_AIM_
Output the material word for word. Leave each picture out.
===============
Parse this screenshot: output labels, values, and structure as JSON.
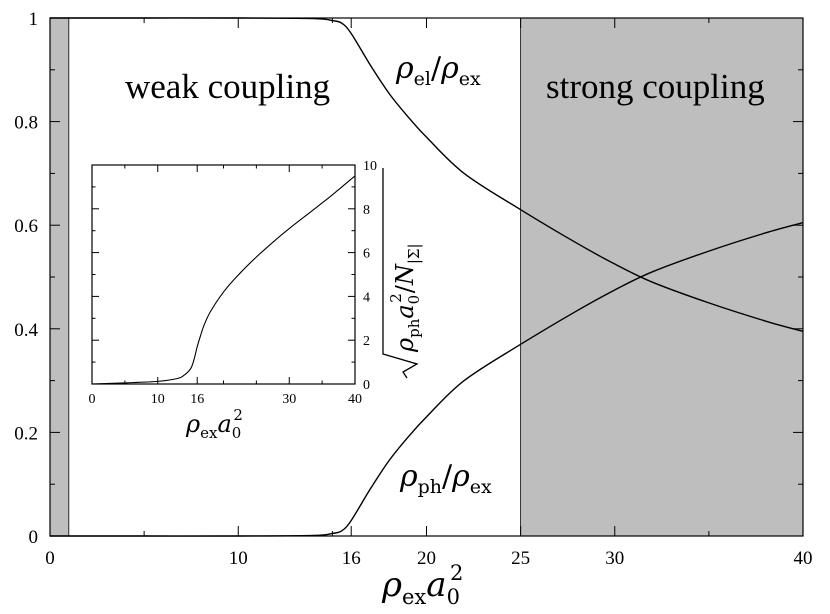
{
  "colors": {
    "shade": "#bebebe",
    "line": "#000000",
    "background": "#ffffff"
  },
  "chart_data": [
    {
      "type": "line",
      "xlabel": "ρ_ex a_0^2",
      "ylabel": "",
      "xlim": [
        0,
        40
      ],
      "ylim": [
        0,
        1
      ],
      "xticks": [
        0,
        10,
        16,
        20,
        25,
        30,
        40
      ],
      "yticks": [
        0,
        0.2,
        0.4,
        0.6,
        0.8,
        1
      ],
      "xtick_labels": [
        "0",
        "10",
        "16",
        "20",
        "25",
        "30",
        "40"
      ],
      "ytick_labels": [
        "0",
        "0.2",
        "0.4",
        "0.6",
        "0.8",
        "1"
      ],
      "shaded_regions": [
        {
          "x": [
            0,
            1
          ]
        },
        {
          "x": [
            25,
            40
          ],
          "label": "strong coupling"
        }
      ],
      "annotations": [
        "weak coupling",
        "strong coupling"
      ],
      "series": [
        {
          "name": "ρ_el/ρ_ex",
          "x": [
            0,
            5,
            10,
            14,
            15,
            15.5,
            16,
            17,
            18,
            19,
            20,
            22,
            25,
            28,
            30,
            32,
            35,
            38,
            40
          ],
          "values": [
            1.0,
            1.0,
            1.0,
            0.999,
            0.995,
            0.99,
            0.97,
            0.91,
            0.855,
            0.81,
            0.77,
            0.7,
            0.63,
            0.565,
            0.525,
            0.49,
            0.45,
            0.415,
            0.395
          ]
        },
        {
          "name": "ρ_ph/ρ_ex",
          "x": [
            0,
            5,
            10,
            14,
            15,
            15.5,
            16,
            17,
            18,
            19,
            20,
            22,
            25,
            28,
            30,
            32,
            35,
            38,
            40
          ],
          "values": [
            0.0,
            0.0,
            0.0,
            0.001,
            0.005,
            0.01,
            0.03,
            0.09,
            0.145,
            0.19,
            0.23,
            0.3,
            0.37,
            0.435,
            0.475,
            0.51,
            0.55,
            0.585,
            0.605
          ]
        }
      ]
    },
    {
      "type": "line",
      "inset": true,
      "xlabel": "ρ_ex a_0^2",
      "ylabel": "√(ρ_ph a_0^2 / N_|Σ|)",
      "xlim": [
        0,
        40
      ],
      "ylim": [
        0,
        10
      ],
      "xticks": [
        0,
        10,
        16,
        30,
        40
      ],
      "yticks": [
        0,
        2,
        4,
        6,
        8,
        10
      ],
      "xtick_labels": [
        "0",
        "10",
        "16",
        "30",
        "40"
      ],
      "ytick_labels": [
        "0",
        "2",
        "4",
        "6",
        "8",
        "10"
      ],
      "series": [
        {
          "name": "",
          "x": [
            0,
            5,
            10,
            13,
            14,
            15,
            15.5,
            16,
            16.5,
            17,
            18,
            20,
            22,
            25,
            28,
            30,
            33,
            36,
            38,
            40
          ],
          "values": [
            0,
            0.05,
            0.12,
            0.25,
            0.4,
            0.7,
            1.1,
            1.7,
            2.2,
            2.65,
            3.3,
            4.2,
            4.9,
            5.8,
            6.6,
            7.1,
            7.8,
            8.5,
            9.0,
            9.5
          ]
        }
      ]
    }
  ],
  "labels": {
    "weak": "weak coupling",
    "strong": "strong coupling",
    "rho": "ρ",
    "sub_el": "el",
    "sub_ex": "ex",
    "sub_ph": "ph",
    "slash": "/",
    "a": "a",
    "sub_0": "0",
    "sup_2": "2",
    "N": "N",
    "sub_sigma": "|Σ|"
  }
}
===============
_TASK OUTPUT_
Parse this screenshot: output labels, values, and structure as JSON.
{
  "colors": {
    "shade": "#bebebe",
    "line": "#000000",
    "background": "#ffffff"
  },
  "chart_data": [
    {
      "type": "line",
      "xlabel": "ρ_ex a_0^2",
      "ylabel": "",
      "xlim": [
        0,
        40
      ],
      "ylim": [
        0,
        1
      ],
      "xticks": [
        0,
        10,
        16,
        20,
        25,
        30,
        40
      ],
      "yticks": [
        0,
        0.2,
        0.4,
        0.6,
        0.8,
        1
      ],
      "xtick_labels": [
        "0",
        "10",
        "16",
        "20",
        "25",
        "30",
        "40"
      ],
      "ytick_labels": [
        "0",
        "0.2",
        "0.4",
        "0.6",
        "0.8",
        "1"
      ],
      "shaded_regions": [
        {
          "x": [
            0,
            1
          ]
        },
        {
          "x": [
            25,
            40
          ],
          "label": "strong coupling"
        }
      ],
      "annotations": [
        "weak coupling",
        "strong coupling"
      ],
      "series": [
        {
          "name": "ρ_el/ρ_ex",
          "x": [
            0,
            5,
            10,
            14,
            15,
            15.5,
            16,
            17,
            18,
            19,
            20,
            22,
            25,
            28,
            30,
            32,
            35,
            38,
            40
          ],
          "values": [
            1.0,
            1.0,
            1.0,
            0.999,
            0.995,
            0.99,
            0.97,
            0.91,
            0.855,
            0.81,
            0.77,
            0.7,
            0.63,
            0.565,
            0.525,
            0.49,
            0.45,
            0.415,
            0.395
          ]
        },
        {
          "name": "ρ_ph/ρ_ex",
          "x": [
            0,
            5,
            10,
            14,
            15,
            15.5,
            16,
            17,
            18,
            19,
            20,
            22,
            25,
            28,
            30,
            32,
            35,
            38,
            40
          ],
          "values": [
            0.0,
            0.0,
            0.0,
            0.001,
            0.005,
            0.01,
            0.03,
            0.09,
            0.145,
            0.19,
            0.23,
            0.3,
            0.37,
            0.435,
            0.475,
            0.51,
            0.55,
            0.585,
            0.605
          ]
        }
      ]
    },
    {
      "type": "line",
      "inset": true,
      "xlabel": "ρ_ex a_0^2",
      "ylabel": "√(ρ_ph a_0^2 / N_|Σ|)",
      "xlim": [
        0,
        40
      ],
      "ylim": [
        0,
        10
      ],
      "xticks": [
        0,
        10,
        16,
        30,
        40
      ],
      "yticks": [
        0,
        2,
        4,
        6,
        8,
        10
      ],
      "xtick_labels": [
        "0",
        "10",
        "16",
        "30",
        "40"
      ],
      "ytick_labels": [
        "0",
        "2",
        "4",
        "6",
        "8",
        "10"
      ],
      "series": [
        {
          "name": "",
          "x": [
            0,
            5,
            10,
            13,
            14,
            15,
            15.5,
            16,
            16.5,
            17,
            18,
            20,
            22,
            25,
            28,
            30,
            33,
            36,
            38,
            40
          ],
          "values": [
            0,
            0.05,
            0.12,
            0.25,
            0.4,
            0.7,
            1.1,
            1.7,
            2.2,
            2.65,
            3.3,
            4.2,
            4.9,
            5.8,
            6.6,
            7.1,
            7.8,
            8.5,
            9.0,
            9.5
          ]
        }
      ]
    }
  ],
  "labels": {
    "weak": "weak coupling",
    "strong": "strong coupling",
    "rho": "ρ",
    "sub_el": "el",
    "sub_ex": "ex",
    "sub_ph": "ph",
    "slash": "/",
    "a": "a",
    "sub_0": "0",
    "sup_2": "2",
    "N": "N",
    "sub_sigma": "|Σ|"
  }
}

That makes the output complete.